Exercise prompt:
Identify the lines that contain the word "from" and copy each one.

[Data entries]
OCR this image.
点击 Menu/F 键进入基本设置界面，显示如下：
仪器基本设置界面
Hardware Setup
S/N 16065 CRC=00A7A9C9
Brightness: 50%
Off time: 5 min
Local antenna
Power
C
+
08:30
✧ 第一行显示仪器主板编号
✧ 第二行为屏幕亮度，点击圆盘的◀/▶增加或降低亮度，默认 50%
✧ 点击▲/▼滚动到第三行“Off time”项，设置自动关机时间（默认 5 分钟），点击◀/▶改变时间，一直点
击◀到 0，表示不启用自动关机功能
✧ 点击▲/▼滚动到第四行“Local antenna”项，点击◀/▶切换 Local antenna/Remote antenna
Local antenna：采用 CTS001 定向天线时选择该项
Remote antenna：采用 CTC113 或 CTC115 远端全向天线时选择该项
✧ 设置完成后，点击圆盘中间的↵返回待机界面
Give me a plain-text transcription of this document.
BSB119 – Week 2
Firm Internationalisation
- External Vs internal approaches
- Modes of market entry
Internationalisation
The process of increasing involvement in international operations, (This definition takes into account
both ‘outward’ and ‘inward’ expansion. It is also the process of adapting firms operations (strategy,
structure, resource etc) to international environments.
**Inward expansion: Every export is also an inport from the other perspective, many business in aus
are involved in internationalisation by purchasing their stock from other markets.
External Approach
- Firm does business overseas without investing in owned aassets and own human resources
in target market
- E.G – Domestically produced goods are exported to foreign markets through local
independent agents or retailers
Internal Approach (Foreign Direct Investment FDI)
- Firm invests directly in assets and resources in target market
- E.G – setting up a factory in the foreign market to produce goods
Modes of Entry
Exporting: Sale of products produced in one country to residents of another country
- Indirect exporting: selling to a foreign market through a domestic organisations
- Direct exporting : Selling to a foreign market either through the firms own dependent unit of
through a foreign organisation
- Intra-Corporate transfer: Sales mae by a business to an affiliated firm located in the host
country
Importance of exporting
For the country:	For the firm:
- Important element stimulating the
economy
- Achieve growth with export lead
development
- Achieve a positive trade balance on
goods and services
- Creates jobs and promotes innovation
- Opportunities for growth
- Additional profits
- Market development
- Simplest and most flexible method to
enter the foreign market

==

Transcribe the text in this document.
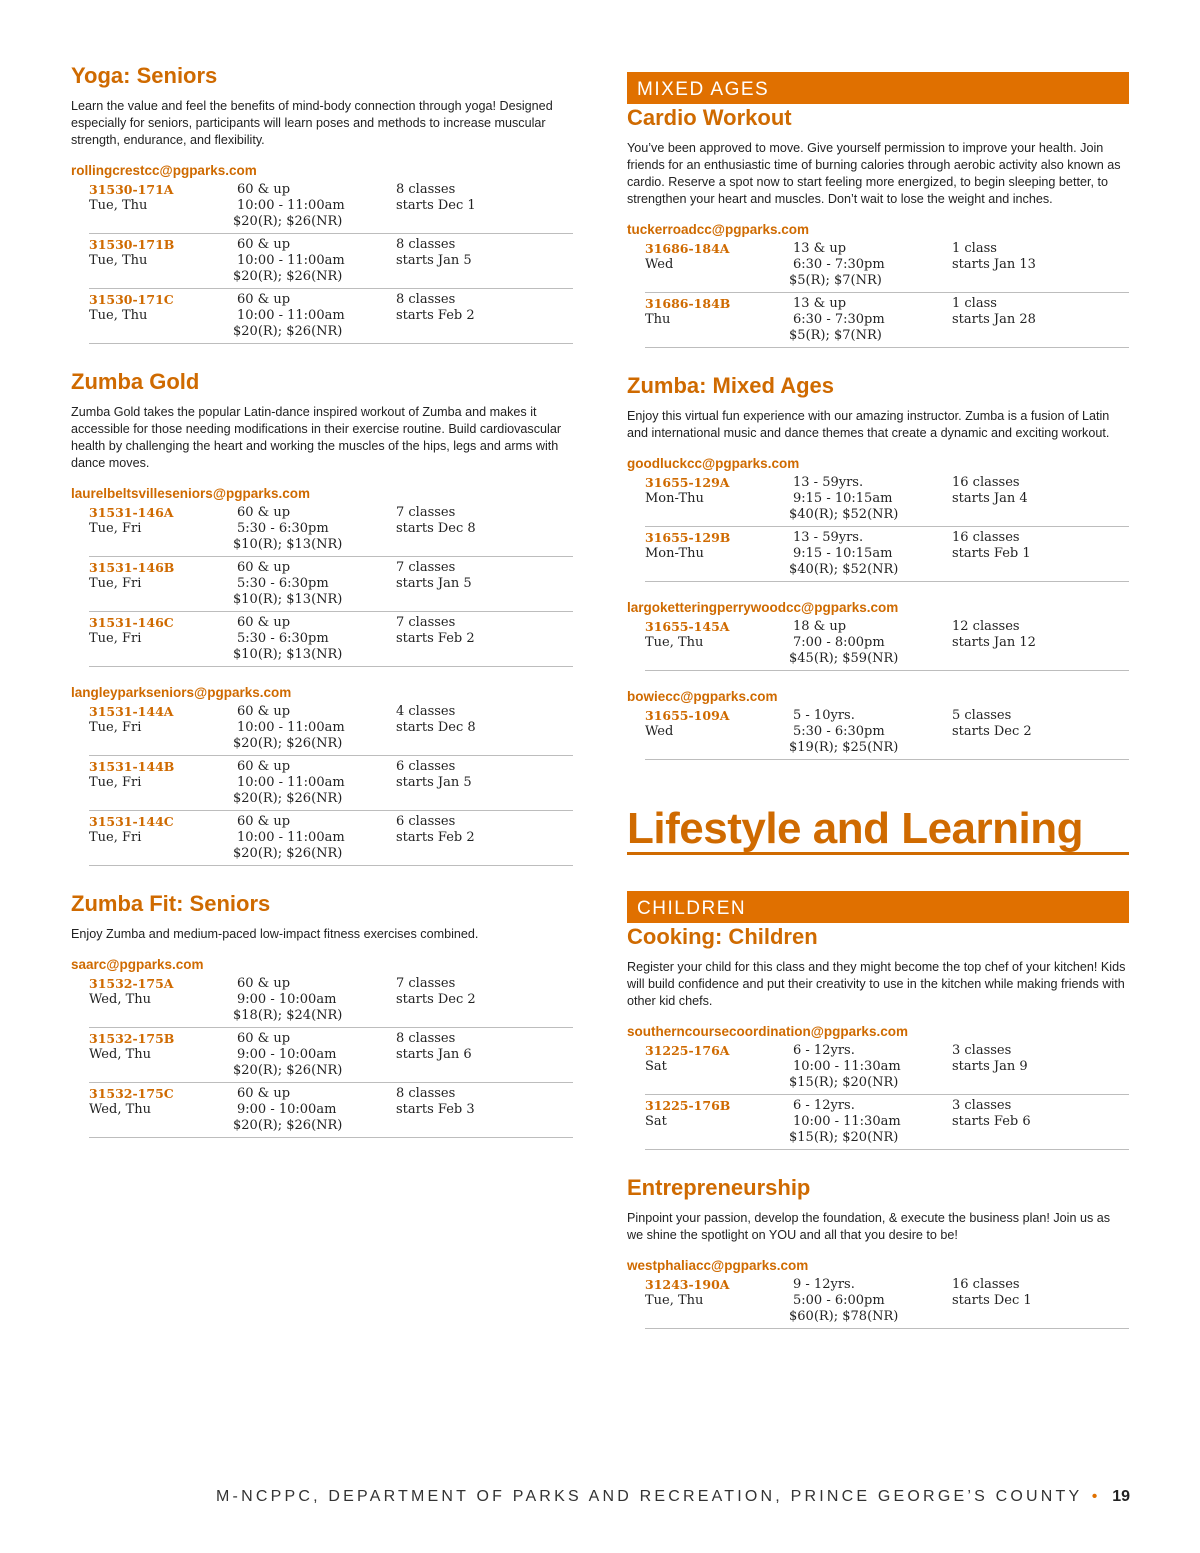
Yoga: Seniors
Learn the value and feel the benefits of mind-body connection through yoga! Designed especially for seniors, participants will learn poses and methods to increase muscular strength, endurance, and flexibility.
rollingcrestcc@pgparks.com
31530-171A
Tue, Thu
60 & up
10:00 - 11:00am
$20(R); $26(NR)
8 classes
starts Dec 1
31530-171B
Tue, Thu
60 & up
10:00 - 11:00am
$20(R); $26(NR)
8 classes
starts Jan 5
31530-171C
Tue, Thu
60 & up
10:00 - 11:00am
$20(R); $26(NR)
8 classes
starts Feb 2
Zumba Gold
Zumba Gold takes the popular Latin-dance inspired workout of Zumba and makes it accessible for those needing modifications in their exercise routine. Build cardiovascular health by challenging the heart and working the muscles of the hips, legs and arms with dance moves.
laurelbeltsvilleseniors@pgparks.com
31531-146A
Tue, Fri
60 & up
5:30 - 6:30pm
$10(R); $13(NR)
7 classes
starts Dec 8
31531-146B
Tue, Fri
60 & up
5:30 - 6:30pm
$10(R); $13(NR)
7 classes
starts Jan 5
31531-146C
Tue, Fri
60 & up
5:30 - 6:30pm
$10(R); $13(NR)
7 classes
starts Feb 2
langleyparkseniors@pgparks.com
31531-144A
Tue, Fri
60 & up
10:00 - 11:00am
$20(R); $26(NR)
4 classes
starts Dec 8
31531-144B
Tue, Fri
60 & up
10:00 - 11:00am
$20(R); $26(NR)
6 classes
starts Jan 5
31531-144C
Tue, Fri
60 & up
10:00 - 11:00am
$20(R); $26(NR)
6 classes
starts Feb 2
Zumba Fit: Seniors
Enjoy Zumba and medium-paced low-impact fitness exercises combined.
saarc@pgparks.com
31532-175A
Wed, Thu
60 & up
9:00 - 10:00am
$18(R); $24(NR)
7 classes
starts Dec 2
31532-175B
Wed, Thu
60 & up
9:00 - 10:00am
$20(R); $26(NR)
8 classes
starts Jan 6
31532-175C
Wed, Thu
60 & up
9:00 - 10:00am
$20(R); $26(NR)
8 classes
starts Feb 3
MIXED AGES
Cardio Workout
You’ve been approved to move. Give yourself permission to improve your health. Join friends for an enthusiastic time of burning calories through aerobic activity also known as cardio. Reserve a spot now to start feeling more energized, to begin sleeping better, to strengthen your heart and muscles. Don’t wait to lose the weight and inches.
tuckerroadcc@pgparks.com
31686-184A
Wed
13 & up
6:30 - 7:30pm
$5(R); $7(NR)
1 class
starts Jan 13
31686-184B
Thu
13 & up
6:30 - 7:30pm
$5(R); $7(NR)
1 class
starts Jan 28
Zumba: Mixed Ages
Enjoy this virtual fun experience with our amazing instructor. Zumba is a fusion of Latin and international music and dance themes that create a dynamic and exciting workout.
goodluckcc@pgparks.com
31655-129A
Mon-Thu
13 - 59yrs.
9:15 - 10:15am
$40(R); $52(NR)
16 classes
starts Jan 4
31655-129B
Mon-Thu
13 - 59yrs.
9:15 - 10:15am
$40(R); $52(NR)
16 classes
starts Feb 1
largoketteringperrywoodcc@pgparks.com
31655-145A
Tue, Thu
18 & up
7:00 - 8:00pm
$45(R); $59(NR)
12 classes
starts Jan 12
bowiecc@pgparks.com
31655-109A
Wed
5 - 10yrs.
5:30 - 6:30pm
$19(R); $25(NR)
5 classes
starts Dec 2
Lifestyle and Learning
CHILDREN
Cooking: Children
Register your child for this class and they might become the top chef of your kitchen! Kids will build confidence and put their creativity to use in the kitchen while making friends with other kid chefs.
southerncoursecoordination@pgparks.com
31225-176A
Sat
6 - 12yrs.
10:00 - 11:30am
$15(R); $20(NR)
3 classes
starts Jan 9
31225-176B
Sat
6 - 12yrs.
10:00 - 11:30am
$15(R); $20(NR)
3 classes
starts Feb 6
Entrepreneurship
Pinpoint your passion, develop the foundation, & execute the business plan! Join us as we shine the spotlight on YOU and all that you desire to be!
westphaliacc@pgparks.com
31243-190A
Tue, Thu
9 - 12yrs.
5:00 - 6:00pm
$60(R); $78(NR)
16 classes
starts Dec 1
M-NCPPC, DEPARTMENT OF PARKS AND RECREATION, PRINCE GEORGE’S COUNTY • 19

--

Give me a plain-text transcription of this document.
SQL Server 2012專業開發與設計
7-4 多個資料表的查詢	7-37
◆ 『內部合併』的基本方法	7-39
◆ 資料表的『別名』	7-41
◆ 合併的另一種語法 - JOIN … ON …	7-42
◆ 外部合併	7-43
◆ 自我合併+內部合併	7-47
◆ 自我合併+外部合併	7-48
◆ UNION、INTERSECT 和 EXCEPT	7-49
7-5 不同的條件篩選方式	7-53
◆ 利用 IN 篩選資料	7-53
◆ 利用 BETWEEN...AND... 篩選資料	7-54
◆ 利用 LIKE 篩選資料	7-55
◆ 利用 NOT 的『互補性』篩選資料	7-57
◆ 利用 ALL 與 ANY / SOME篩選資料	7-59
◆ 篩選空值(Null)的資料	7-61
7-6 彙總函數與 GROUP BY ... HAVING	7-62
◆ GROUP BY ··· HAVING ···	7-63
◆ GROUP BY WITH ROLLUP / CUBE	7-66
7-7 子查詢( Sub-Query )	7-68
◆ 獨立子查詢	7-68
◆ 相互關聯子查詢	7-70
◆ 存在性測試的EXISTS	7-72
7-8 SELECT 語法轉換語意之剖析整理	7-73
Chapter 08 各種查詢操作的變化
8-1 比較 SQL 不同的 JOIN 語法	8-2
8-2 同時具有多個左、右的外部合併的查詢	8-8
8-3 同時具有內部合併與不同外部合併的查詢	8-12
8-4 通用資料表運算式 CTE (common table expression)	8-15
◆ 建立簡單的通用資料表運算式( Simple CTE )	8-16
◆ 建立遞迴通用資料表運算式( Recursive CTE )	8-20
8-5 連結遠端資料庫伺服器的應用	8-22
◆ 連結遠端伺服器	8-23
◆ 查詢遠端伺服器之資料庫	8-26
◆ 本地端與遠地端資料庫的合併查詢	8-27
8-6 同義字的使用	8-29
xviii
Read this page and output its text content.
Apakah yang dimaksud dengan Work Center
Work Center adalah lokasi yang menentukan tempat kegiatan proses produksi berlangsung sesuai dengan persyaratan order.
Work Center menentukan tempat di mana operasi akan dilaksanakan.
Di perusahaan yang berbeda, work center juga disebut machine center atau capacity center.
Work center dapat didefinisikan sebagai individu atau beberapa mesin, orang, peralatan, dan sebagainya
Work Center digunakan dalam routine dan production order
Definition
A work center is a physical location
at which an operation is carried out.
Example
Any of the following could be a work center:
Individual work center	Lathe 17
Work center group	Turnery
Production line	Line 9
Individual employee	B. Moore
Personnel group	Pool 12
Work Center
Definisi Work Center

Answer:
**Inward expansion: Every export is also an inport from the other perspective, many business in aus
are involved in internationalisation by purchasing their stock from other markets.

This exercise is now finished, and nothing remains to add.